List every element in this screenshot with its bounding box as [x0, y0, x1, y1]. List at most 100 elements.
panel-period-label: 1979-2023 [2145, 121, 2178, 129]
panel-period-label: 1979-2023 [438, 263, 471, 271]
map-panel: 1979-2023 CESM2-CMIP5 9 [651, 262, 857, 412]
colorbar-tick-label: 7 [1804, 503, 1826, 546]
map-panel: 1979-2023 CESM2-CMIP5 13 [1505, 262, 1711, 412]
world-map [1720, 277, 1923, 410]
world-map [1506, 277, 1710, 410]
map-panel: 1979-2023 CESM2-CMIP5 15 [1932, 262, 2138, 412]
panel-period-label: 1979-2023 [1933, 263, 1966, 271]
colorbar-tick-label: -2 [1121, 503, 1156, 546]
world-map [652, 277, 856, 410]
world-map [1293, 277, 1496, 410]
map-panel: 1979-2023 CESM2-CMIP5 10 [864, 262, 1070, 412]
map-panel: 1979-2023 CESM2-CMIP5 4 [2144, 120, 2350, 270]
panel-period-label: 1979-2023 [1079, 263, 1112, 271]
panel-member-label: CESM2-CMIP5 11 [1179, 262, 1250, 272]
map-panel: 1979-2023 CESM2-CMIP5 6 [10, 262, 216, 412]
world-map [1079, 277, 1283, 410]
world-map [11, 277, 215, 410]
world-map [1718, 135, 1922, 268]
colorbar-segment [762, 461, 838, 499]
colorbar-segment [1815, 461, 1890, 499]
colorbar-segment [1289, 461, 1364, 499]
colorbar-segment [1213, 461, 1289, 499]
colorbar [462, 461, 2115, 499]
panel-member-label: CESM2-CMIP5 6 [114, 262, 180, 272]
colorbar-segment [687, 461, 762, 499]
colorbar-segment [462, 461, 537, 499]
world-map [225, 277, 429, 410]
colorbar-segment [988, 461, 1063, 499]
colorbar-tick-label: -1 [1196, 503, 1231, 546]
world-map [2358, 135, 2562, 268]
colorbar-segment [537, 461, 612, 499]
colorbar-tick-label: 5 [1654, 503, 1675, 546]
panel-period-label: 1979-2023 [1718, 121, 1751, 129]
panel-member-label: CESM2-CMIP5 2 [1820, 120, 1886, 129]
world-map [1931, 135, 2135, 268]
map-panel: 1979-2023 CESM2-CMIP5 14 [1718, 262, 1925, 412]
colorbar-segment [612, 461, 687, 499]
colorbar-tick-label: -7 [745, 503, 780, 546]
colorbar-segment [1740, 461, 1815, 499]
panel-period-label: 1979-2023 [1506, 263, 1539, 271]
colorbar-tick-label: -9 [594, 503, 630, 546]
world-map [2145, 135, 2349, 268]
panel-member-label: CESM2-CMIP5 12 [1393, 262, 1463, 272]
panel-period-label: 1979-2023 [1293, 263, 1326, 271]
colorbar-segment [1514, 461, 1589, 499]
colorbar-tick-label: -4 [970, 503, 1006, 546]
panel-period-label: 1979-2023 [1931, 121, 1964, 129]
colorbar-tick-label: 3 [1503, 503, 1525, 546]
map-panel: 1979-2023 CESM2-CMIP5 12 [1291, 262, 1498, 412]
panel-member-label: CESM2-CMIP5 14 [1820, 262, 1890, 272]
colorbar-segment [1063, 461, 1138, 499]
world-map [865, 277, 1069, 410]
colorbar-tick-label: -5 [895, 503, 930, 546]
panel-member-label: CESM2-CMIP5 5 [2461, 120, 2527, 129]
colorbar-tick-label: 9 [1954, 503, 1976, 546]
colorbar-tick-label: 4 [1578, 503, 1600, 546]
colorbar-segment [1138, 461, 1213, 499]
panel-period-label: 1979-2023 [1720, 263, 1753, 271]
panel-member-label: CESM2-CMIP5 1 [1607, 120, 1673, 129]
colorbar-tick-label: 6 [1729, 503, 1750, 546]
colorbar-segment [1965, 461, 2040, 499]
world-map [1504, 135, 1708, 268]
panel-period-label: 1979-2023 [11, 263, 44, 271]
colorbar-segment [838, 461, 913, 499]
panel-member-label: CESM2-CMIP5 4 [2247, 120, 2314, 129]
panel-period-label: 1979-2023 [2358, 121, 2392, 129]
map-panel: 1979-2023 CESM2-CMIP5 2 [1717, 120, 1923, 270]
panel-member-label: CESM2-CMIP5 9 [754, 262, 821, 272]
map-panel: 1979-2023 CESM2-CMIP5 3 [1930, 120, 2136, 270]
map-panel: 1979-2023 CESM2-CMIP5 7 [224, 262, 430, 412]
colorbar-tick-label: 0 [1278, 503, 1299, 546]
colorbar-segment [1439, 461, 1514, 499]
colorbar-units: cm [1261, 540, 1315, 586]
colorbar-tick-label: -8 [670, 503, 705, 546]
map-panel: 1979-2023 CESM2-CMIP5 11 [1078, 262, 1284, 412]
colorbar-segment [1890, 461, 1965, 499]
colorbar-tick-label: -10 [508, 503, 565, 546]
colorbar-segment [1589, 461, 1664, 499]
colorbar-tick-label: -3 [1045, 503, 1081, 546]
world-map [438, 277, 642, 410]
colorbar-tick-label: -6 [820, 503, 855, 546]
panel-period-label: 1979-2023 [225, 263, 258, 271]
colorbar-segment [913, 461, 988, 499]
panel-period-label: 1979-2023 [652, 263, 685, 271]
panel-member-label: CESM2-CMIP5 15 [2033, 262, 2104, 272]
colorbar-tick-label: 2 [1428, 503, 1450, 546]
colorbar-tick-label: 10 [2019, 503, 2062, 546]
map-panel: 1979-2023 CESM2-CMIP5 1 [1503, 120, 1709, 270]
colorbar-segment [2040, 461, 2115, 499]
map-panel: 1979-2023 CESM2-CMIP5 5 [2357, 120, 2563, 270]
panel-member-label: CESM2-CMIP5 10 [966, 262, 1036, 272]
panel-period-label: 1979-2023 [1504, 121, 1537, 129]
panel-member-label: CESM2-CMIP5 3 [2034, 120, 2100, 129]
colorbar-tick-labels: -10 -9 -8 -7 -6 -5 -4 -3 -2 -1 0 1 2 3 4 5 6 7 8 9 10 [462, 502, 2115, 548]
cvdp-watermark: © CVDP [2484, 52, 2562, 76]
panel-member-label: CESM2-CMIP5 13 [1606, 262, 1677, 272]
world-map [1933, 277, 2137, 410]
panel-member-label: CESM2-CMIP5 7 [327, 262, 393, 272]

→ EXERCISE DESCRIPTION:
Put every line of the entries above into a Markdown table with two columns, Row and Line. Number the rows in order and leave out any blank lines.

→ SOLUTION FOR THIS PROBLEM:
| Row | Line |
|---|---|
| 1 | List every element in this screenshot with its bounding box as [x0, y0, x1, y1]. List at most 100 elements. |
| 2 | panel-period-label: 1979-2023 [2145, 121, 2178, 129] |
| 3 | panel-period-label: 1979-2023 [438, 263, 471, 271] |
| 4 | map-panel: 1979-2023 CESM2-CMIP5 9 [651, 262, 857, 412] |
| 5 | colorbar-tick-label: 7 [1804, 503, 1826, 546] |
| 6 | map-panel: 1979-2023 CESM2-CMIP5 13 [1505, 262, 1711, 412] |
| 7 | world-map [1720, 277, 1923, 410] |
| 8 | world-map [1506, 277, 1710, 410] |
| 9 | map-panel: 1979-2023 CESM2-CMIP5 15 [1932, 262, 2138, 412] |
| 10 | panel-period-label: 1979-2023 [1933, 263, 1966, 271] |
| 11 | colorbar-tick-label: -2 [1121, 503, 1156, 546] |
| 12 | world-map [652, 277, 856, 410] |
| 13 | world-map [1293, 277, 1496, 410] |
| 14 | map-panel: 1979-2023 CESM2-CMIP5 10 [864, 262, 1070, 412] |
| 15 | map-panel: 1979-2023 CESM2-CMIP5 4 [2144, 120, 2350, 270] |
| 16 | panel-period-label: 1979-2023 [1079, 263, 1112, 271] |
| 17 | panel-member-label: CESM2-CMIP5 11 [1179, 262, 1250, 272] |
| 18 | map-panel: 1979-2023 CESM2-CMIP5 6 [10, 262, 216, 412] |
| 19 | world-map [1079, 277, 1283, 410] |
| 20 | world-map [11, 277, 215, 410] |
| 21 | world-map [1718, 135, 1922, 268] |
| 22 | colorbar-segment [762, 461, 838, 499] |
| 23 | colorbar-segment [1815, 461, 1890, 499] |
| 24 | colorbar-segment [1289, 461, 1364, 499] |
| 25 | colorbar-segment [1213, 461, 1289, 499] |
| 26 | colorbar [462, 461, 2115, 499] |
| 27 | panel-member-label: CESM2-CMIP5 6 [114, 262, 180, 272] |
| 28 | colorbar-segment [687, 461, 762, 499] |
| 29 | colorbar-segment [462, 461, 537, 499] |
| 30 | world-map [225, 277, 429, 410] |
| 31 | colorbar-segment [988, 461, 1063, 499] |
| 32 | colorbar-tick-label: -1 [1196, 503, 1231, 546] |
| 33 | world-map [2358, 135, 2562, 268] |
| 34 | colorbar-segment [537, 461, 612, 499] |
| 35 | colorbar-tick-label: 5 [1654, 503, 1675, 546] |
| 36 | panel-period-label: 1979-2023 [1718, 121, 1751, 129] |
| 37 | panel-member-label: CESM2-CMIP5 2 [1820, 120, 1886, 129] |
| 38 | world-map [1931, 135, 2135, 268] |
| 39 | map-panel: 1979-2023 CESM2-CMIP5 14 [1718, 262, 1925, 412] |
| 40 | colorbar-segment [612, 461, 687, 499] |
| 41 | colorbar-tick-label: -7 [745, 503, 780, 546] |
| 42 | colorbar-segment [1740, 461, 1815, 499] |
| 43 | panel-period-label: 1979-2023 [1506, 263, 1539, 271] |
| 44 | colorbar-tick-label: -9 [594, 503, 630, 546] |
| 45 | world-map [2145, 135, 2349, 268] |
| 46 | panel-member-label: CESM2-CMIP5 12 [1393, 262, 1463, 272] |
| 47 | panel-period-label: 1979-2023 [1293, 263, 1326, 271] |
| 48 | colorbar-segment [1514, 461, 1589, 499] |
| 49 | colorbar-tick-label: -4 [970, 503, 1006, 546] |
| 50 | panel-period-label: 1979-2023 [1931, 121, 1964, 129] |
| 51 | colorbar-tick-label: 3 [1503, 503, 1525, 546] |
| 52 | map-panel: 1979-2023 CESM2-CMIP5 12 [1291, 262, 1498, 412] |
| 53 | panel-member-label: CESM2-CMIP5 14 [1820, 262, 1890, 272] |
| 54 | colorbar-segment [1063, 461, 1138, 499] |
| 55 | world-map [865, 277, 1069, 410] |
| 56 | colorbar-tick-label: -5 [895, 503, 930, 546] |
| 57 | panel-member-label: CESM2-CMIP5 5 [2461, 120, 2527, 129] |
| 58 | colorbar-tick-label: 9 [1954, 503, 1976, 546] |
| 59 | colorbar-tick-label: 4 [1578, 503, 1600, 546] |
| 60 | colorbar-segment [1138, 461, 1213, 499] |
| 61 | panel-period-label: 1979-2023 [1720, 263, 1753, 271] |
| 62 | panel-member-label: CESM2-CMIP5 1 [1607, 120, 1673, 129] |
| 63 | colorbar-tick-label: 6 [1729, 503, 1750, 546] |
| 64 | colorbar-segment [1965, 461, 2040, 499] |
| 65 | world-map [1504, 135, 1708, 268] |
| 66 | panel-period-label: 1979-2023 [11, 263, 44, 271] |
| 67 | colorbar-segment [838, 461, 913, 499] |
| 68 | panel-member-label: CESM2-CMIP5 4 [2247, 120, 2314, 129] |
| 69 | panel-period-label: 1979-2023 [2358, 121, 2392, 129] |
| 70 | map-panel: 1979-2023 CESM2-CMIP5 2 [1717, 120, 1923, 270] |
| 71 | panel-member-label: CESM2-CMIP5 9 [754, 262, 821, 272] |
| 72 | map-panel: 1979-2023 CESM2-CMIP5 3 [1930, 120, 2136, 270] |
| 73 | map-panel: 1979-2023 CESM2-CMIP5 7 [224, 262, 430, 412] |
| 74 | colorbar-tick-label: 0 [1278, 503, 1299, 546] |
| 75 | colorbar-segment [1439, 461, 1514, 499] |
| 76 | colorbar-units: cm [1261, 540, 1315, 586] |
| 77 | colorbar-tick-label: -8 [670, 503, 705, 546] |
| 78 | map-panel: 1979-2023 CESM2-CMIP5 11 [1078, 262, 1284, 412] |
| 79 | colorbar-segment [1890, 461, 1965, 499] |
| 80 | colorbar-tick-label: -10 [508, 503, 565, 546] |
| 81 | colorbar-segment [1589, 461, 1664, 499] |
| 82 | colorbar-tick-label: -3 [1045, 503, 1081, 546] |
| 83 | world-map [438, 277, 642, 410] |
| 84 | colorbar-tick-label: -6 [820, 503, 855, 546] |
| 85 | panel-period-label: 1979-2023 [225, 263, 258, 271] |
| 86 | colorbar-segment [913, 461, 988, 499] |
| 87 | panel-period-label: 1979-2023 [652, 263, 685, 271] |
| 88 | panel-member-label: CESM2-CMIP5 15 [2033, 262, 2104, 272] |
| 89 | colorbar-tick-label: 2 [1428, 503, 1450, 546] |
| 90 | colorbar-tick-label: 10 [2019, 503, 2062, 546] |
| 91 | map-panel: 1979-2023 CESM2-CMIP5 1 [1503, 120, 1709, 270] |
| 92 | colorbar-segment [2040, 461, 2115, 499] |
| 93 | map-panel: 1979-2023 CESM2-CMIP5 5 [2357, 120, 2563, 270] |
| 94 | panel-member-label: CESM2-CMIP5 10 [966, 262, 1036, 272] |
| 95 | panel-period-label: 1979-2023 [1504, 121, 1537, 129] |
| 96 | panel-member-label: CESM2-CMIP5 3 [2034, 120, 2100, 129] |
| 97 | colorbar-tick-labels: -10 -9 -8 -7 -6 -5 -4 -3 -2 -1 0 1 2 3 4 5 6 7 8 9 10 [462, 502, 2115, 548] |
| 98 | cvdp-watermark: © CVDP [2484, 52, 2562, 76] |
| 99 | panel-member-label: CESM2-CMIP5 13 [1606, 262, 1677, 272] |
| 100 | world-map [1933, 277, 2137, 410] |
| 101 | panel-member-label: CESM2-CMIP5 7 [327, 262, 393, 272] |